Задание 1 =>
Перепишите без изменений записи от строки с «y-tick-label: -60 [32, 566, 78, 591]» до последней записи включительно.

Текст и контекст. Работы о новой русской словесности — страница 41 из 86

1988, май

Юрий Домбровский. Мертвая роща

Сначала был «Хранитель древностей».

Именно этот роман, опубликованный в журнале «Новый мир» в 1963 году, познакомил читателя с Георгием Николаевичем Зыбиным – правоведом по образованию, историком, археологом по профессии, философом по складу ума, христианином по убеждениям, интеллигентом по сути своей. Действие «Хранителя древностей» разворачивалось в 1937 году в Казахстане, где автор книги в те же годы отбывал ссылку. Роман был во многом автобиографичным: «Юность» в № 2 за 1988 год перепечатала из «Казахстанской правды» 1937 года статью, из-за которой и возникло вокруг «хранителя древностей» спиралеобразное движение сил доносительства – движение, с закономерностью приводящее его к тюрьме и допросам уже в новой книге – «Факультет ненужных вещей». Над ней Домбровский работал в 1964–1975 годах (опубликован роман в «Новом мире» в конце 1988 года, № 8–11).

Естественное развитие, органический рост литературы из-за цензурных запретов, редакционного страха, идеологического прессинга были долгое время нарушены, связи порваны, причины и следствия смещены, поэтому будущему (да и настоящему, теперешнему) историку, исследователю современного литературного процесса будет чрезвычайно сложно восстановить истинную картину развития событий. В частности, в литературе постоянно идет внутренняя полемика, каждое новое произведение вступает в определенный контакт с прошлым, получает от него импульс или, наоборот, отталкивается. Но как, скажите, представить себе реальное взаимодействие литературных сил, если мы только сегодня смогли прочитать романы, написанные 20, 30, 50 лет назад?

Кто и как на кого влиял, скажем?

Вот и слово-символ прозы Юрия Трифонова, переходящее у него из произведения в произведение: раскоп. Раскоп – термин археологический. Трифонов же пользуется им для обозначения метода работы ученого-историка Сергея Троицкого в «Другой жизни» – историк раскапывает такие документы о царской охранке, которые (как он шепчет жене ночью) «чреваты»… Да и сам метод писателя Трифонова можно уподобить раскопу – все глубже и глубже, до корней событий опускалась его историческая концепция истоков террора, вехами которой были 1937-й, 1919-й, 1970-е годы.

Задание 2 =>
Продолжите статью о прозе Домбровского и Трифонова, начав сразу после последнего приведенного предложения.

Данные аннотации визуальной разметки

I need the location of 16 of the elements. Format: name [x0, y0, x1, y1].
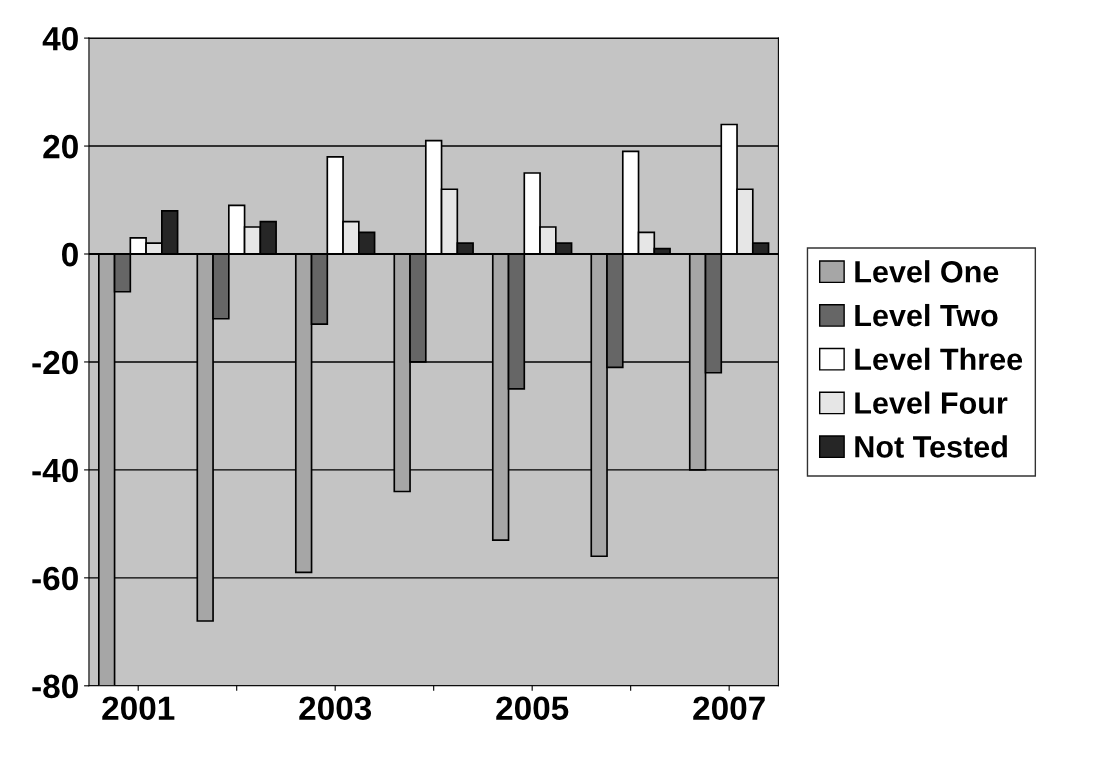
y-tick-label: -60 [32, 566, 78, 591]
y-tick-label: -20 [32, 350, 78, 375]
legend-label: Not Tested [855, 435, 1007, 458]
legend-label: Level Two [855, 303, 998, 327]
legend-label: Level Three [855, 347, 1023, 371]
x-tick-label: 2007 [693, 696, 765, 721]
legend-label: Level One [855, 260, 999, 283]
y-tick-label: 0 [62, 242, 78, 267]
x-tick-label: 2001 [102, 696, 175, 721]
y-tick-label: 20 [43, 134, 78, 159]
x-tick-label: 2003 [299, 696, 372, 721]
x-tick-label: 2005 [496, 696, 569, 721]
y-tick-label: -40 [32, 458, 78, 483]
y-tick-label: -80 [32, 674, 78, 699]
legend-label: Level Four [855, 391, 1008, 414]
y-tick-label: 40 [42, 26, 78, 51]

Итоговый результат 1 =>
y-tick-label: -60 [32, 566, 78, 591]
y-tick-label: -20 [32, 350, 78, 375]
legend-label: Not Tested [855, 435, 1007, 458]
legend-label: Level Two [855, 303, 998, 327]
legend-label: Level Three [855, 347, 1023, 371]
x-tick-label: 2007 [693, 696, 765, 721]
legend-label: Level One [855, 260, 999, 283]
y-tick-label: 0 [62, 242, 78, 267]
x-tick-label: 2001 [102, 696, 175, 721]
y-tick-label: 20 [43, 134, 78, 159]
x-tick-label: 2003 [299, 696, 372, 721]
x-tick-label: 2005 [496, 696, 569, 721]
y-tick-label: -40 [32, 458, 78, 483]
y-tick-label: -80 [32, 674, 78, 699]
legend-label: Level Four [855, 391, 1008, 414]
y-tick-label: 40 [42, 26, 78, 51]

Итоговый результат 2 =>
Читал ли он «Факультет ненужных вещей»? Не знаю. Но могу предположить, что идея Домбровского о слоях истории, запечатленная им в «Хранителе древностей», продолженная и обогащенная художественной мыслью в «Факультете», воздействовала на Трифонова глубоко и серьезно.

Герой «Хранителя древностей», найдя в раскопе деревянную чурку, спешит отмыть ее от грязи, дабы исполнить мечту детства – восстановить мир прошлого. Ведь «древесина… является очень точным документом, она свидетель всех земных и небесных сил, проявившихся за период роста дерева… все-все, что пережила земля и увидело небо, все это фиксируется в туго свернутой ленте годового кольца».

Отпил, может быть, тысячелетней давности оказался в руках «хранителя древностей».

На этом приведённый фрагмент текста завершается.